WRITTEN PROBLEM:
It is required that all of the data be written out exactly.

Stored records

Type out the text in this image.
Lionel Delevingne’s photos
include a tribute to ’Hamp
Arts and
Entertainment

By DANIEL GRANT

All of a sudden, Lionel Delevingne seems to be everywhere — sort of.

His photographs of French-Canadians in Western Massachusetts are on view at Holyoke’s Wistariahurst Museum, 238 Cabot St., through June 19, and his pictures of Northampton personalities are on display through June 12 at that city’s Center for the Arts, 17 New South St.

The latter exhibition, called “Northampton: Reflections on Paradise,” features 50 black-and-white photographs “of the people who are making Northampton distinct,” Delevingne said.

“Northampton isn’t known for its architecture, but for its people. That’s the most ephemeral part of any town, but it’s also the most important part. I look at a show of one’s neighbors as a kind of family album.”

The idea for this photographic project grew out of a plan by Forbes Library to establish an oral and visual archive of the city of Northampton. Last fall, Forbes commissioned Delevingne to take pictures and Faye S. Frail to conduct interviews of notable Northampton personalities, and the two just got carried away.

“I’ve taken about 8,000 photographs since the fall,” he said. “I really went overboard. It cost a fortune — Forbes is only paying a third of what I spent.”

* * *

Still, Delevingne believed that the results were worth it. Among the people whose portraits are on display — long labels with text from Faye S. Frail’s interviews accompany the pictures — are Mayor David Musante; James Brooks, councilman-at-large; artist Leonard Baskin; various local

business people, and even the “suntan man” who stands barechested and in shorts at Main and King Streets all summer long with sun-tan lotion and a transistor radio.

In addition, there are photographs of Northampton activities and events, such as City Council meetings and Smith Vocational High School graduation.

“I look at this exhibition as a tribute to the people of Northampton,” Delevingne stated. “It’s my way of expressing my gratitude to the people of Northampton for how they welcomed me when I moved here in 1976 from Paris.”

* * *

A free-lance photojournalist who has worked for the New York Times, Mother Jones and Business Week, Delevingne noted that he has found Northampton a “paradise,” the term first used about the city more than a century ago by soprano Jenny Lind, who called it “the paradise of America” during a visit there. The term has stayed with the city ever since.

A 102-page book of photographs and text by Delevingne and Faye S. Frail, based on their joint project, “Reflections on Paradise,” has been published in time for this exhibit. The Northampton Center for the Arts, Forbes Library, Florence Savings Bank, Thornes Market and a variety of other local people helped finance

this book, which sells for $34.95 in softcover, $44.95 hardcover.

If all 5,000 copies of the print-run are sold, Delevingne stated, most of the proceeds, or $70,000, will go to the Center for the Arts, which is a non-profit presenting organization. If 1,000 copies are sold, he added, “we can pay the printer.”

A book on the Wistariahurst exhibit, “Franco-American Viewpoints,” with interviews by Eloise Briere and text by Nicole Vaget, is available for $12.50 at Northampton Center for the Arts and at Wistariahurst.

WRITTEN RESPONSE:
Type out the text in this image.
Lionel Delevingne’s photos
include a tribute to ’Hamp
Arts and
Entertainment

By DANIEL GRANT

All of a sudden, Lionel Delevingne seems to be everywhere — sort of.

His photographs of French-Canadians in Western Massachusetts are on view at Holyoke’s Wistariahurst Museum, 238 Cabot St., through June 19, and his pictures of Northampton personalities are on display through June 12 at that city’s Center for the Arts, 17 New South St.

The latter exhibition, called “Northampton: Reflections on Paradise,” features 50 black-and-white photographs “of the people who are making Northampton distinct,” Delevingne said.

“Northampton isn’t known for its architecture, but for its people. That’s the most ephemeral part of any town, but it’s also the most important part. I look at a show of one’s neighbors as a kind of family album.”

The idea for this photographic project grew out of a plan by Forbes Library to establish an oral and visual archive of the city of Northampton. Last fall, Forbes commissioned Delevingne to take pictures and Faye S. Frail to conduct interviews of notable Northampton personalities, and the two just got carried away.

“I’ve taken about 8,000 photographs since the fall,” he said. “I really went overboard. It cost a fortune — Forbes is only paying a third of what I spent.”

* * *

Still, Delevingne believed that the results were worth it. Among the people whose portraits are on display — long labels with text from Faye S. Frail’s interviews accompany the pictures — are Mayor David Musante; James Brooks, councilman-at-large; artist Leonard Baskin; various local

business people, and even the “suntan man” who stands barechested and in shorts at Main and King Streets all summer long with sun-tan lotion and a transistor radio.

In addition, there are photographs of Northampton activities and events, such as City Council meetings and Smith Vocational High School graduation.

“I look at this exhibition as a tribute to the people of Northampton,” Delevingne stated. “It’s my way of expressing my gratitude to the people of Northampton for how they welcomed me when I moved here in 1976 from Paris.”

* * *

A free-lance photojournalist who has worked for the New York Times, Mother Jones and Business Week, Delevingne noted that he has found Northampton a “paradise,” the term first used about the city more than a century ago by soprano Jenny Lind, who called it “the paradise of America” during a visit there. The term has stayed with the city ever since.

A 102-page book of photographs and text by Delevingne and Faye S. Frail, based on their joint project, “Reflections on Paradise,” has been published in time for this exhibit. The Northampton Center for the Arts, Forbes Library, Florence Savings Bank, Thornes Market and a variety of other local people helped finance

this book, which sells for $34.95 in softcover, $44.95 hardcover.

If all 5,000 copies of the print-run are sold, Delevingne stated, most of the proceeds, or $70,000, will go to the Center for the Arts, which is a non-profit presenting organization. If 1,000 copies are sold, he added, “we can pay the printer.”

A book on the Wistariahurst exhibit, “Franco-American Viewpoints,” with interviews by Eloise Briere and text by Nicole Vaget, is available for $12.50 at Northampton Center for the Arts and at Wistariahurst.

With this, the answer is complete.